• [Your goal]: Repeat, without any change, the entries presented below.

• [Data supplied]:
Begin
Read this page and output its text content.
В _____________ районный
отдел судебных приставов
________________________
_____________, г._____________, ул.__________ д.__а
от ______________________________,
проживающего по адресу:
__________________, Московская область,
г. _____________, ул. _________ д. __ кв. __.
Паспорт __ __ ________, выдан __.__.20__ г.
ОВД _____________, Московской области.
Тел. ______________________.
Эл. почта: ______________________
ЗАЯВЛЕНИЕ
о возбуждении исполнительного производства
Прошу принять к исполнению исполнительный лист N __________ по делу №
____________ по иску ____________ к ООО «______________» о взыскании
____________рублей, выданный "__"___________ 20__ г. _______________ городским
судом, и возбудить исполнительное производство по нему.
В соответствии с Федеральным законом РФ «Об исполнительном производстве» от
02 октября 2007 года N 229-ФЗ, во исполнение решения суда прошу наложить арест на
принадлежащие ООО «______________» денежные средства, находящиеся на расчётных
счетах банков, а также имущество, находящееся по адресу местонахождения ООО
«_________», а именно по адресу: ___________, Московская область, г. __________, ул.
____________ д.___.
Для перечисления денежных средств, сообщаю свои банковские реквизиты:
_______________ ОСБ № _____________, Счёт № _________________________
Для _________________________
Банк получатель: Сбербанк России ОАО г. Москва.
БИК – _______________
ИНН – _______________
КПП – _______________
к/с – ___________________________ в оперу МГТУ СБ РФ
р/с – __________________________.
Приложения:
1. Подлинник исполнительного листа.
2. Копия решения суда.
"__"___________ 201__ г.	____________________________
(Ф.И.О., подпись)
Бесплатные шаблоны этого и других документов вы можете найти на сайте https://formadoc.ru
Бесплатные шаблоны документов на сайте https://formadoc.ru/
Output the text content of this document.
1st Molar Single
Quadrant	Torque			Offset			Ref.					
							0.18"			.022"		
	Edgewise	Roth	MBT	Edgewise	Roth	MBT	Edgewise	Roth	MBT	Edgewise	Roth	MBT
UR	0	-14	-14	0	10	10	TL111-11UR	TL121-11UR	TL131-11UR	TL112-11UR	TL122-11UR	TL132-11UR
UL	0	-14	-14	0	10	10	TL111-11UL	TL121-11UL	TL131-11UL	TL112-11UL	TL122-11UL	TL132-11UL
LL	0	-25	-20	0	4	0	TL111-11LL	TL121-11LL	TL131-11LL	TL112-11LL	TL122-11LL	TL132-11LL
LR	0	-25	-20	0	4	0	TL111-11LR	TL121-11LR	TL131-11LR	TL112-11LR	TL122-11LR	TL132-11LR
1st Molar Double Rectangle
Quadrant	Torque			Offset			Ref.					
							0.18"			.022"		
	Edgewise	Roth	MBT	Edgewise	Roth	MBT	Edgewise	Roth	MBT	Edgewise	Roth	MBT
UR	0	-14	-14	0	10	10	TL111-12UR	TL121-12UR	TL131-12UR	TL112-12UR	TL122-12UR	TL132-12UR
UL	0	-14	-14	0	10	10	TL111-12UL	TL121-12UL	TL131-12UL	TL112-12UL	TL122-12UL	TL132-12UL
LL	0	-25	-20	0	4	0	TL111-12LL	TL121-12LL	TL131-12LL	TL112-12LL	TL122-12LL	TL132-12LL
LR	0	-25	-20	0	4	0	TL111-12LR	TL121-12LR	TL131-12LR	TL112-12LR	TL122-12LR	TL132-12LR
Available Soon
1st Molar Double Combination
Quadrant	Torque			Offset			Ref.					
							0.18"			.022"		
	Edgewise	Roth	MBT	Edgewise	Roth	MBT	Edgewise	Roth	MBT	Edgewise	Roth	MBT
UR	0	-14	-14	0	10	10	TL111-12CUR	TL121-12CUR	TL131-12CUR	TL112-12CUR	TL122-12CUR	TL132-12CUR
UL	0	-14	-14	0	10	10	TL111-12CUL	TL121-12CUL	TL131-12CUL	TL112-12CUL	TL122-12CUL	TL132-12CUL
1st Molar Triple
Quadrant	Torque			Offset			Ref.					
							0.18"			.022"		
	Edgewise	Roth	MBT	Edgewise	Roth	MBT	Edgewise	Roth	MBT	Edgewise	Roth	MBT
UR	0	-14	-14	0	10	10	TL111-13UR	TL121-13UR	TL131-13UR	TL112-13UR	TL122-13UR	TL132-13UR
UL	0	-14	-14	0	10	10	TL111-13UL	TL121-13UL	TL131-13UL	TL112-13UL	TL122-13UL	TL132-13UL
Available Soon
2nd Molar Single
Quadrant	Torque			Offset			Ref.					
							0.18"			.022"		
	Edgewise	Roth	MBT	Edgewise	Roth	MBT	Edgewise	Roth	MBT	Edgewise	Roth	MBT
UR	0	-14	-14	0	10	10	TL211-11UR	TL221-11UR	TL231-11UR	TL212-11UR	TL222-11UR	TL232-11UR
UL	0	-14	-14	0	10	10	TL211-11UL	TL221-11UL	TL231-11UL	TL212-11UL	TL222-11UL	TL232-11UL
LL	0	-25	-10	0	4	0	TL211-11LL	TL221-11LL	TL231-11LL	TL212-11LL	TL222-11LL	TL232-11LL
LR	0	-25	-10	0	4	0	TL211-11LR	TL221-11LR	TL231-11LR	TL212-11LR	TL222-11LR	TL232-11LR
End
• [Written solution]:
Read this page and output its text content.
В _____________ районный
отдел судебных приставов
________________________
_____________, г._____________, ул.__________ д.__а
от ______________________________,
проживающего по адресу:
__________________, Московская область,
г. _____________, ул. _________ д. __ кв. __.
Паспорт __ __ ________, выдан __.__.20__ г.
ОВД _____________, Московской области.
Тел. ______________________.
Эл. почта: ______________________
ЗАЯВЛЕНИЕ
о возбуждении исполнительного производства
Прошу принять к исполнению исполнительный лист N __________ по делу №
____________ по иску ____________ к ООО «______________» о взыскании
____________рублей, выданный "__"___________ 20__ г. _______________ городским
судом, и возбудить исполнительное производство по нему.
В соответствии с Федеральным законом РФ «Об исполнительном производстве» от
02 октября 2007 года N 229-ФЗ, во исполнение решения суда прошу наложить арест на
принадлежащие ООО «______________» денежные средства, находящиеся на расчётных
счетах банков, а также имущество, находящееся по адресу местонахождения ООО
«_________», а именно по адресу: ___________, Московская область, г. __________, ул.
____________ д.___.
Для перечисления денежных средств, сообщаю свои банковские реквизиты:
_______________ ОСБ № _____________, Счёт № _________________________
Для _________________________
Банк получатель: Сбербанк России ОАО г. Москва.
БИК – _______________
ИНН – _______________
КПП – _______________
к/с – ___________________________ в оперу МГТУ СБ РФ
р/с – __________________________.
Приложения:
1. Подлинник исполнительного листа.
2. Копия решения суда.
"__"___________ 201__ г.	____________________________
(Ф.И.О., подпись)
Бесплатные шаблоны этого и других документов вы можете найти на сайте https://formadoc.ru
Бесплатные шаблоны документов на сайте https://formadoc.ru/
Output the text content of this document.
1st Molar Single
Quadrant	Torque			Offset			Ref.					
							0.18"			.022"		
	Edgewise	Roth	MBT	Edgewise	Roth	MBT	Edgewise	Roth	MBT	Edgewise	Roth	MBT
UR	0	-14	-14	0	10	10	TL111-11UR	TL121-11UR	TL131-11UR	TL112-11UR	TL122-11UR	TL132-11UR
UL	0	-14	-14	0	10	10	TL111-11UL	TL121-11UL	TL131-11UL	TL112-11UL	TL122-11UL	TL132-11UL
LL	0	-25	-20	0	4	0	TL111-11LL	TL121-11LL	TL131-11LL	TL112-11LL	TL122-11LL	TL132-11LL
LR	0	-25	-20	0	4	0	TL111-11LR	TL121-11LR	TL131-11LR	TL112-11LR	TL122-11LR	TL132-11LR
1st Molar Double Rectangle
Quadrant	Torque			Offset			Ref.					
							0.18"			.022"		
	Edgewise	Roth	MBT	Edgewise	Roth	MBT	Edgewise	Roth	MBT	Edgewise	Roth	MBT
UR	0	-14	-14	0	10	10	TL111-12UR	TL121-12UR	TL131-12UR	TL112-12UR	TL122-12UR	TL132-12UR
UL	0	-14	-14	0	10	10	TL111-12UL	TL121-12UL	TL131-12UL	TL112-12UL	TL122-12UL	TL132-12UL
LL	0	-25	-20	0	4	0	TL111-12LL	TL121-12LL	TL131-12LL	TL112-12LL	TL122-12LL	TL132-12LL
LR	0	-25	-20	0	4	0	TL111-12LR	TL121-12LR	TL131-12LR	TL112-12LR	TL122-12LR	TL132-12LR
Available Soon
1st Molar Double Combination
Quadrant	Torque			Offset			Ref.					
							0.18"			.022"		
	Edgewise	Roth	MBT	Edgewise	Roth	MBT	Edgewise	Roth	MBT	Edgewise	Roth	MBT
UR	0	-14	-14	0	10	10	TL111-12CUR	TL121-12CUR	TL131-12CUR	TL112-12CUR	TL122-12CUR	TL132-12CUR
UL	0	-14	-14	0	10	10	TL111-12CUL	TL121-12CUL	TL131-12CUL	TL112-12CUL	TL122-12CUL	TL132-12CUL
1st Molar Triple
Quadrant	Torque			Offset			Ref.					
							0.18"			.022"		
	Edgewise	Roth	MBT	Edgewise	Roth	MBT	Edgewise	Roth	MBT	Edgewise	Roth	MBT
UR	0	-14	-14	0	10	10	TL111-13UR	TL121-13UR	TL131-13UR	TL112-13UR	TL122-13UR	TL132-13UR
UL	0	-14	-14	0	10	10	TL111-13UL	TL121-13UL	TL131-13UL	TL112-13UL	TL122-13UL	TL132-13UL
Available Soon
2nd Molar Single
Quadrant	Torque			Offset			Ref.					
							0.18"			.022"		
	Edgewise	Roth	MBT	Edgewise	Roth	MBT	Edgewise	Roth	MBT	Edgewise	Roth	MBT
UR	0	-14	-14	0	10	10	TL211-11UR	TL221-11UR	TL231-11UR	TL212-11UR	TL222-11UR	TL232-11UR
UL	0	-14	-14	0	10	10	TL211-11UL	TL221-11UL	TL231-11UL	TL212-11UL	TL222-11UL	TL232-11UL
LL	0	-25	-10	0	4	0	TL211-11LL	TL221-11LL	TL231-11LL	TL212-11LL	TL222-11LL	TL232-11LL
LR	0	-25	-10	0	4	0	TL211-11LR	TL221-11LR	TL231-11LR	TL212-11LR	TL222-11LR	TL232-11LR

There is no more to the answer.